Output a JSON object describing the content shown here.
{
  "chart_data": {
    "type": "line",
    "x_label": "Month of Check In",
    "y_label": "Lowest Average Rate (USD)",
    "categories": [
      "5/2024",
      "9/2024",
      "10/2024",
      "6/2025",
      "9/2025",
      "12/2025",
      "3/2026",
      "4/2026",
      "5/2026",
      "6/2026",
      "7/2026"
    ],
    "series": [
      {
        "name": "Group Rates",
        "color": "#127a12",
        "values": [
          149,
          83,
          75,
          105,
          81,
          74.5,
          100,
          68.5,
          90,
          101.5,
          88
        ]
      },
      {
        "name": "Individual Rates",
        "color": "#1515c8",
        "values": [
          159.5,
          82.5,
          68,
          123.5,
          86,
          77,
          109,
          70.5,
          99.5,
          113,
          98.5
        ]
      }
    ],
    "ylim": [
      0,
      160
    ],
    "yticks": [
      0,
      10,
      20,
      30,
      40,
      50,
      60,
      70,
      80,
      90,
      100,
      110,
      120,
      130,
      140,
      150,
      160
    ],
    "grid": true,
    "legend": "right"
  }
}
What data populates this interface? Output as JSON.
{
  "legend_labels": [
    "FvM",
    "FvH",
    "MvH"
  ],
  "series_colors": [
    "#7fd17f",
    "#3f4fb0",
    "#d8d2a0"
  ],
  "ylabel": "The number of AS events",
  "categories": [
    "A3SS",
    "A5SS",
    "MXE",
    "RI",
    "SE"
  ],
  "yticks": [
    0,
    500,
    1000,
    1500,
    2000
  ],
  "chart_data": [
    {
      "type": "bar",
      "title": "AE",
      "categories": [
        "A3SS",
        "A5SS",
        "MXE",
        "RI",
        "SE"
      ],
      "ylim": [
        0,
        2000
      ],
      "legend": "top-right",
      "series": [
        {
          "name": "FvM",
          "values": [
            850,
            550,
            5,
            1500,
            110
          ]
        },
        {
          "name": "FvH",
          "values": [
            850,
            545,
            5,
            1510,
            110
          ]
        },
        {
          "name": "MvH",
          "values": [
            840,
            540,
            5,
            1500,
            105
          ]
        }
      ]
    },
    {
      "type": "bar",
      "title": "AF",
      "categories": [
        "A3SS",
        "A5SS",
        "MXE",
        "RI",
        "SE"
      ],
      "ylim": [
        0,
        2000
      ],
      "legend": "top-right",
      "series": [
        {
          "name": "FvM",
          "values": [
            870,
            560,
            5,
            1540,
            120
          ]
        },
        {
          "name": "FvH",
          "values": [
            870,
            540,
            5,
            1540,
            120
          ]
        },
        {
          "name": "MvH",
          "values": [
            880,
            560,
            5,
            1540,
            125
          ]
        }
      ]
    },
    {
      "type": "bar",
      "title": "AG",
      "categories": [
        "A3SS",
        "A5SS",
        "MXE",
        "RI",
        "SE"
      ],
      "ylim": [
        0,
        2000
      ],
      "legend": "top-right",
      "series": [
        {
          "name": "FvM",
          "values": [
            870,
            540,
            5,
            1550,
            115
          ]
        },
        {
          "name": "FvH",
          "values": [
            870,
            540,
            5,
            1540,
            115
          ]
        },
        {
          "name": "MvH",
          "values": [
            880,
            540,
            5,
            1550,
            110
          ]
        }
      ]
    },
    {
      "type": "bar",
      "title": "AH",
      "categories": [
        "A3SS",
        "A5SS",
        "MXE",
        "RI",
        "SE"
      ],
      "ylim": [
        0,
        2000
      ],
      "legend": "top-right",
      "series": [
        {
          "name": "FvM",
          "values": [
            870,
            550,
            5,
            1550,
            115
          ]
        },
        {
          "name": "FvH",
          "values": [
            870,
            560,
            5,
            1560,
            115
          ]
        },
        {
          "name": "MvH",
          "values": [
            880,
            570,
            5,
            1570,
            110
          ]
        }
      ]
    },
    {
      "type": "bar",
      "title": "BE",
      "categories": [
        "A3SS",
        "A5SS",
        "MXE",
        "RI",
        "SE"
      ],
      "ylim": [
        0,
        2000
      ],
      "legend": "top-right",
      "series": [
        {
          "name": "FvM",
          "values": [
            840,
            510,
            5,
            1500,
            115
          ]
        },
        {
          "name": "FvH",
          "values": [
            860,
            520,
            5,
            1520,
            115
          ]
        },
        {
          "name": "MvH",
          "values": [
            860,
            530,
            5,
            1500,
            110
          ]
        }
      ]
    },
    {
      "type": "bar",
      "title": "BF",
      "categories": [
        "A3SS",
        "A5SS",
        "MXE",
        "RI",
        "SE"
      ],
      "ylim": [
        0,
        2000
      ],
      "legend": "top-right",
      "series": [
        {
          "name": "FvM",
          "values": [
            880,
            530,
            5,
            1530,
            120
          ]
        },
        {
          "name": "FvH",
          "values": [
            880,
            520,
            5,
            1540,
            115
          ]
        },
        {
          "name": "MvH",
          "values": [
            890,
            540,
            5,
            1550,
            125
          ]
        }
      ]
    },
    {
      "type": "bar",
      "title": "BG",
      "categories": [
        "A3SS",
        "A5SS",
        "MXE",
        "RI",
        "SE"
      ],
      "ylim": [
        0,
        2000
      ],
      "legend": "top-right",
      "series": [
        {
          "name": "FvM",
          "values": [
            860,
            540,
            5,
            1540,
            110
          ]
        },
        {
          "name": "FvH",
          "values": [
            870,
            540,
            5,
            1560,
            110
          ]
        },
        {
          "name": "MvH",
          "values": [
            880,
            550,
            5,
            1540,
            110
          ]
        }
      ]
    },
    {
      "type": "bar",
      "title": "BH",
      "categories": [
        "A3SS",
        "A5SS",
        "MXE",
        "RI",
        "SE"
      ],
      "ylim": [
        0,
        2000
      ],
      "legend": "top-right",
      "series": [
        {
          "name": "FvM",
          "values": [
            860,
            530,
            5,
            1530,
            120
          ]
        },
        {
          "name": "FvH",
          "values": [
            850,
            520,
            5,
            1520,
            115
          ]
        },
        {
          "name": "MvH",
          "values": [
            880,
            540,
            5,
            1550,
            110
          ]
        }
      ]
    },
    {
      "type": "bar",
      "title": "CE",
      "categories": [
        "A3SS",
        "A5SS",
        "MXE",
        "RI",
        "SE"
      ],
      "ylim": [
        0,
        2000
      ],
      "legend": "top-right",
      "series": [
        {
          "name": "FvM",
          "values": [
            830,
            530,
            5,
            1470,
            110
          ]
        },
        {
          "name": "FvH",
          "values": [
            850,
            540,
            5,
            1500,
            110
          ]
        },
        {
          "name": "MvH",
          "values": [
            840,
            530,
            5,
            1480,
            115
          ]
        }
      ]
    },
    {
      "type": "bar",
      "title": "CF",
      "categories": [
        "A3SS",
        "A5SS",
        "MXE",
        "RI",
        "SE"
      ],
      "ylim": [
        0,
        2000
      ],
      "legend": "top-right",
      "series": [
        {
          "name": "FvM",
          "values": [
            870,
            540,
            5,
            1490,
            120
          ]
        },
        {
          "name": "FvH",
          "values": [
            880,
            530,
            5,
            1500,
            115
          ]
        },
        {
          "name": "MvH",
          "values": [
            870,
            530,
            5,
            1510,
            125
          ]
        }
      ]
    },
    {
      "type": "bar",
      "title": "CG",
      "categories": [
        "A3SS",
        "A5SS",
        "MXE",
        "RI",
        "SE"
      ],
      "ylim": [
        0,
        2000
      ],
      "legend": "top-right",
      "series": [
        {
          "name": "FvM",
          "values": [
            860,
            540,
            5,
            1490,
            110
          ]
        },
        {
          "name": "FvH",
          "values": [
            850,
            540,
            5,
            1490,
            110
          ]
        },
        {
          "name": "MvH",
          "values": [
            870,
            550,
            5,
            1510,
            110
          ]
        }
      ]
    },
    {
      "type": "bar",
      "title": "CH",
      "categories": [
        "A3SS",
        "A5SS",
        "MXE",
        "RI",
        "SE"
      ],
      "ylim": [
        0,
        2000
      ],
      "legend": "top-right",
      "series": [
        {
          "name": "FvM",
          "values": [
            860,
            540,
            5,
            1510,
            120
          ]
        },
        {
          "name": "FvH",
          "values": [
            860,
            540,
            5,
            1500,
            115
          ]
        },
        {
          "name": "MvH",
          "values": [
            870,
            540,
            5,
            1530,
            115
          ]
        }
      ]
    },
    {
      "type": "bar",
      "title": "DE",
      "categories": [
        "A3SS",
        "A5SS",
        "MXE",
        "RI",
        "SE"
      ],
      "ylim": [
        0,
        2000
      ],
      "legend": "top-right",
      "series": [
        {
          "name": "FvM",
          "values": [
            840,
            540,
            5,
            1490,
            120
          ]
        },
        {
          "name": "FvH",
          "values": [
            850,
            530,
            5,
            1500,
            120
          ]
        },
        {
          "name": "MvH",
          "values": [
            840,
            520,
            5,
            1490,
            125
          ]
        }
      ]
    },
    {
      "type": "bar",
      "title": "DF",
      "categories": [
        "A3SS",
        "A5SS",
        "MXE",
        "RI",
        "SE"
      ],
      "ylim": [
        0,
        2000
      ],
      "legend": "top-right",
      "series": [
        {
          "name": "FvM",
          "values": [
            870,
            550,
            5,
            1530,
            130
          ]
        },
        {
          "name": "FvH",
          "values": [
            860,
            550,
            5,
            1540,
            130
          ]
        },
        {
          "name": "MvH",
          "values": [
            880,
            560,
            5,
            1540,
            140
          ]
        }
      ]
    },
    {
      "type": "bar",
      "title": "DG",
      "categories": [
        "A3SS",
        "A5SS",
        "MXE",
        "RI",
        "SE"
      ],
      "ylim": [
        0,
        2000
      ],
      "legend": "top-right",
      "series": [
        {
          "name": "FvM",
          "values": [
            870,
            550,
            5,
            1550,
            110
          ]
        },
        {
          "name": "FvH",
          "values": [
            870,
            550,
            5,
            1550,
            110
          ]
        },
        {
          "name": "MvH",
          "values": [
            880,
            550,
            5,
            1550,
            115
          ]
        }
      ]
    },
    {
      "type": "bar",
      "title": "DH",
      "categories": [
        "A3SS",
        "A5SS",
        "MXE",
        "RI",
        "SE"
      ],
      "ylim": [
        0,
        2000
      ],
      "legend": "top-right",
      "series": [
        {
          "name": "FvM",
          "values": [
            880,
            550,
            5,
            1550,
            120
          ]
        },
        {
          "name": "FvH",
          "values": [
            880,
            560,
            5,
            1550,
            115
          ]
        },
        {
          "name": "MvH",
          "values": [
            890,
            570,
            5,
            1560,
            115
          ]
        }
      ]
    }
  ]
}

● INSTRUCTIONS TO FOLLOW
Say the number of lines in the listing that hold "Rates", with no added words.

● SOLVED PROBLEM
2